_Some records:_
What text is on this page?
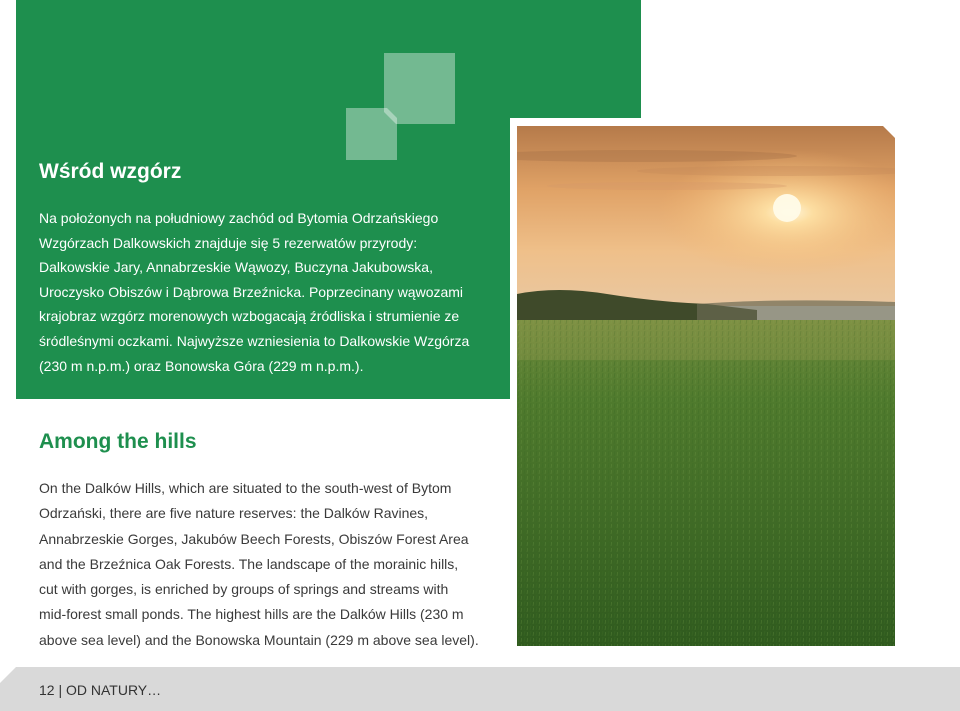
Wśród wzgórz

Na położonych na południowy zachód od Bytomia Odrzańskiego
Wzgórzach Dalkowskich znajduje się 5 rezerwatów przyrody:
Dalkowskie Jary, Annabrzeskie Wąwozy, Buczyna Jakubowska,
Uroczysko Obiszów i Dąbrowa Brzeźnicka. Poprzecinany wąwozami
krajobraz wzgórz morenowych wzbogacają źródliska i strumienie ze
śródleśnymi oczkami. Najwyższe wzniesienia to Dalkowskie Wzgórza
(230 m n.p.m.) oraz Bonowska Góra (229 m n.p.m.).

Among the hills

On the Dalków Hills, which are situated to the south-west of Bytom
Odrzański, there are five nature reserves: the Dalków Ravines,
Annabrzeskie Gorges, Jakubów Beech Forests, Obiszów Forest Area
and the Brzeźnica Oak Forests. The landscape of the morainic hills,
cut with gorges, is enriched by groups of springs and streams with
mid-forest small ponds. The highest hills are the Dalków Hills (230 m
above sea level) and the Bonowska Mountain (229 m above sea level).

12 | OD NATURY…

_Exercise task:_ From the listing above, copy all lines holding the word "Bonowska".

_Output of the task:_
(230 m n.p.m.) oraz Bonowska Góra (229 m n.p.m.).
above sea level) and the Bonowska Mountain (229 m above sea level).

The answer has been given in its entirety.